**Given instruction**. In the data below, locate each line with the word "Minimum" and list it.

***

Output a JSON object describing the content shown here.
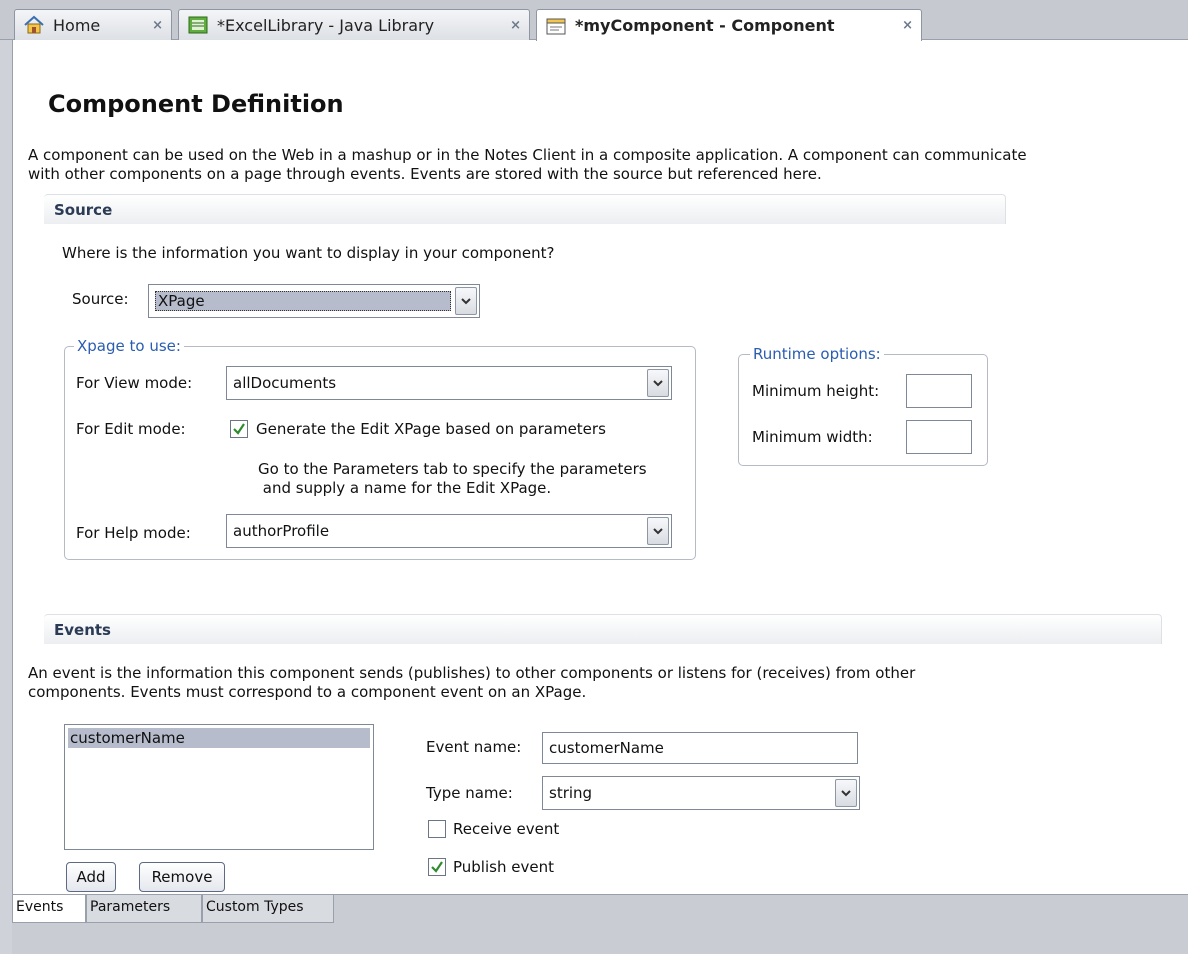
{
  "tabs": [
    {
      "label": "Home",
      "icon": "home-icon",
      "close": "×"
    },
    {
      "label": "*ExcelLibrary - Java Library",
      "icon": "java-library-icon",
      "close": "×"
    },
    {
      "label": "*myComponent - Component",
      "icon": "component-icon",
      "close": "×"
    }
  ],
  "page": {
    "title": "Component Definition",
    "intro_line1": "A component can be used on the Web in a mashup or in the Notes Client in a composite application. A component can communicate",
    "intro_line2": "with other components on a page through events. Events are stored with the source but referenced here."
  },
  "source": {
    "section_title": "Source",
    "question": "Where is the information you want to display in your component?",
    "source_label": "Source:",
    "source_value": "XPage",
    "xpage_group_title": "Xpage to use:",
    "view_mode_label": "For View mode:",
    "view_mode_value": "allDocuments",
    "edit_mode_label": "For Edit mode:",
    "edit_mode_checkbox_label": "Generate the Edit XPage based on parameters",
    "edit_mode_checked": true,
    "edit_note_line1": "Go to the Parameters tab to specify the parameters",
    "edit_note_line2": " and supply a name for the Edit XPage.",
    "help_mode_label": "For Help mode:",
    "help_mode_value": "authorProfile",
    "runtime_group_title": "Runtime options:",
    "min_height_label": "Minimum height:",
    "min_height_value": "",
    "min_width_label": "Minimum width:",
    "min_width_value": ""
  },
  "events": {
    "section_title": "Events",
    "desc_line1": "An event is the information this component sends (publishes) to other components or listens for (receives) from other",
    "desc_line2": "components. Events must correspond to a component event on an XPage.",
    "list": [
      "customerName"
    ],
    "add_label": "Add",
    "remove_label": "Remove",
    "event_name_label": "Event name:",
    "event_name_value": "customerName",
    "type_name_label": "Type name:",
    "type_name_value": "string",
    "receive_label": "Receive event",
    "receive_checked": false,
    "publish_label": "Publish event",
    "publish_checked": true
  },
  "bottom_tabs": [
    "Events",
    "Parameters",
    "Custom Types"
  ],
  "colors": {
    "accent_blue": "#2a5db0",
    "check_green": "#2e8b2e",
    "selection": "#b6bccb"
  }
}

***

**Result below**.
    "min_height_label": "Minimum height:",
    "min_width_label": "Minimum width:",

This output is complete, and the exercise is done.